Relationships are hard, y’all. Anyone who tells you differently is either lying or they aren’t actually emotionally invested in the relationship at all.

I said what I said.

Which is not to say they’re hard all the time, but you know. It’s not always easy.

This girl is finding out that struggles can unexpectedly come out of nowhere now that a friend has become a boyfriend, and everyone is going out to have fun without her.

So me and my boyfriend, C, have the same friend group. There’s 5 guys and 3 girls including myself who are all dating guys in this group. For context I was introduced to the group 4 years ago and I started dating C over a year ago. He joined a year before we dated. Anyway onto the story.

They’ve all been friends for awhile, and OP is closer to the guys than the girls, but still, they don’t want to invite her along – because if she did, all the girls would be invited.

And no, it’s not every couple of months. It’s all the time.

So the boys in my friend group have started a thing called “guys night” where they go out and do everything we all do together but without us girls. Here’s the thing- ALL of my friends are the boys. I don’t know the girls in the group too well and while I have friends outside the group I’m no where near as close with them as I am this group.

They say they need to “spend some quality time with their friends” and that if I went they’d have to invite their girlfriends. And it’s not every so often, it’s every 2 weeks on a Saturday, which is the one day I can go out. So basically while my boyfriend goes out with all my friends I have to be stuck at home by myself. And what’s worse is when we all do hang out they constantly bring up stuff that happened on guys night saying “you had to be there”.

This had been going on months.

She got upset when he was giddy about another night out, and refused to take her along or just spend the night with her instead without even thinking about it.

**Supplied information**
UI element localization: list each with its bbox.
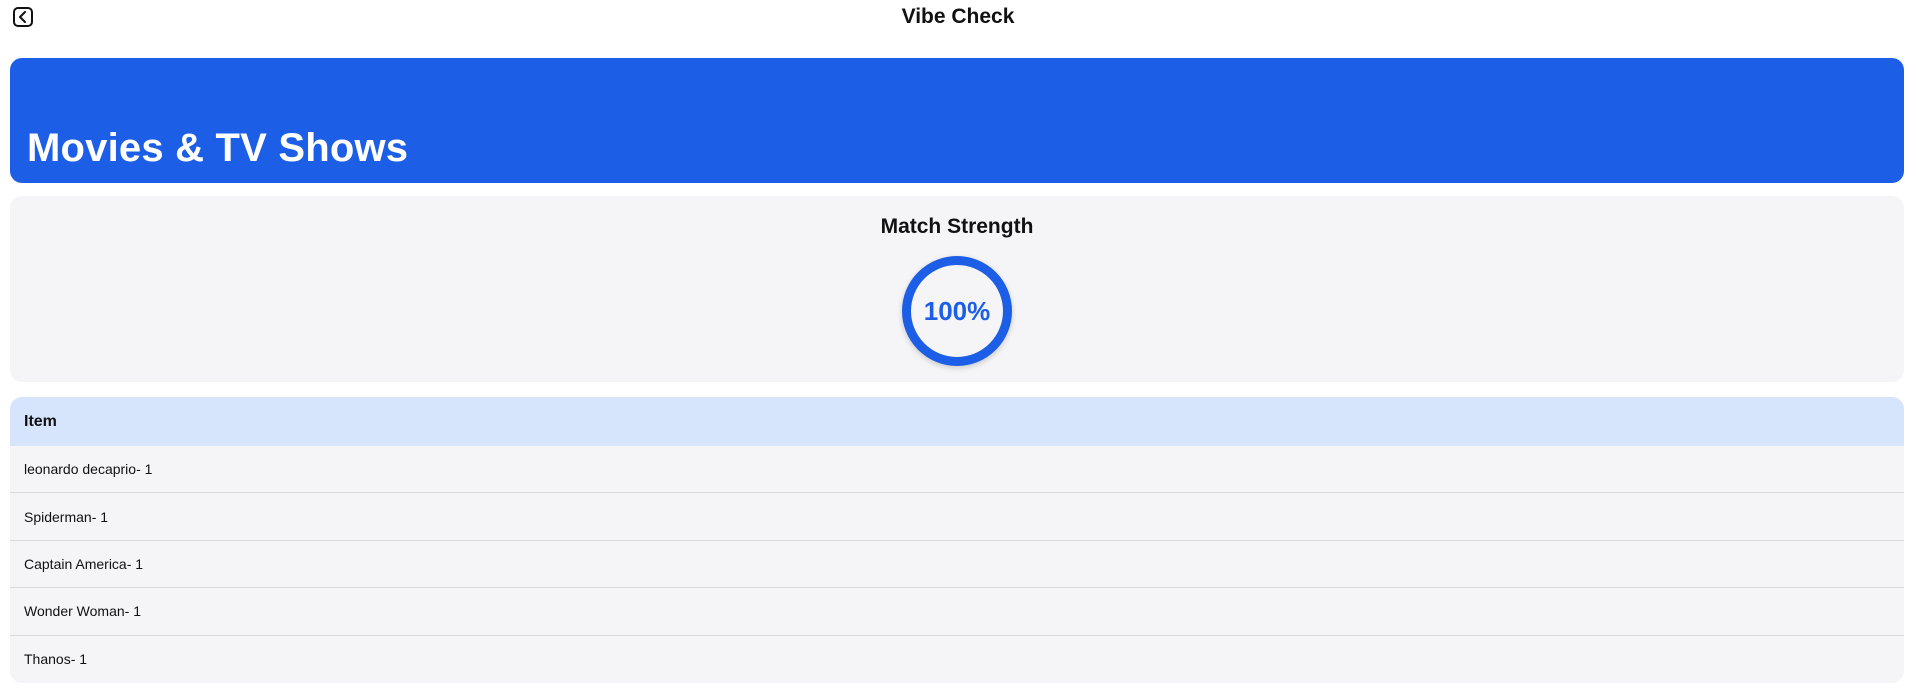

**Goal 1**
Copy the guys-night post, starting with "And no, it’s" and going on through "going on months.".
**Goal 2**
According to the guys-night post, how often do the boys hold guys night?
**Goal 3**
Continue the guys-night post from its last sentence.
The material after the guys-night post is separate from it.

**Result 1**
And no, it’s not every couple of months. It’s all the time.

So the boys in my friend group have started a thing called “guys night” where they go out and do everything we all do together but without us girls. Here’s the thing- ALL of my friends are the boys. I don’t know the girls in the group too well and while I have friends outside the group I’m no where near as close with them as I am this group.

They say they need to “spend some quality time with their friends” and that if I went they’d have to invite their girlfriends. And it’s not every so often, it’s every 2 weeks on a Saturday, which is the one day I can go out. So basically while my boyfriend goes out with all my friends I have to be stuck at home by myself. And what’s worse is when we all do hang out they constantly bring up stuff that happened on guys night saying “you had to be there”.

This had been going on months.

**Result 2**
Every 2 weeks on a Saturday.

**Result 3**
Last night my boyfriend came over to mine from guys night really happy and was texting his friends when I asked him why I couldn’t go. He made a vague gesture at my chest and crotch saying I wasn’t a guy. I then asked him why he couldn’t skip it to spend the night with me and he rolled his eyes. I lost it.

I started crying and screaming at him calling him an asshole for allowing me to be completely isolated when I’ve told him how shitty it is. He ended up leaving and called me a bitch.

He’s staying with one of our friends who’s saying I was being the AH for yelling at him that way. The girls all agree with me though and I don’t know if I should apologise.

OP made an edit to explain that she’s not being possessive, and it’s fine if her boyfriend has hobbies, she just doesn’t want to constantly be excluded because she’s not a dude.

EDIT: I feel like everyone is confusing what I’m saying. I’m not mad he has his own hobbies- that’s amazing!! I’m just upset that I’m being excluded because of my gender from my friends who I introduced him to. I’ve been told explicitly this by him and his friends. Also we don’t live together and I only see him a few times a week.

And another one to say it’s not like he’s deprived or always working or anything.

EDIT 2: I should also add my boyfriend sees all his friends during the week but they schedule guys night on the one night I can go out. As I said in a comment I see him 2-3 times a week and he sees them at least 4 times, 5 on guys night. I see my friends once a fortnight.

TLDR: boyfriend goes out with my friend group while excluding me completely. I lost it at him and now I’m being called an AH

My gut reaction is that there are tons of red flags and this girl is not wrong, and there are plenty of commenters who agree with me.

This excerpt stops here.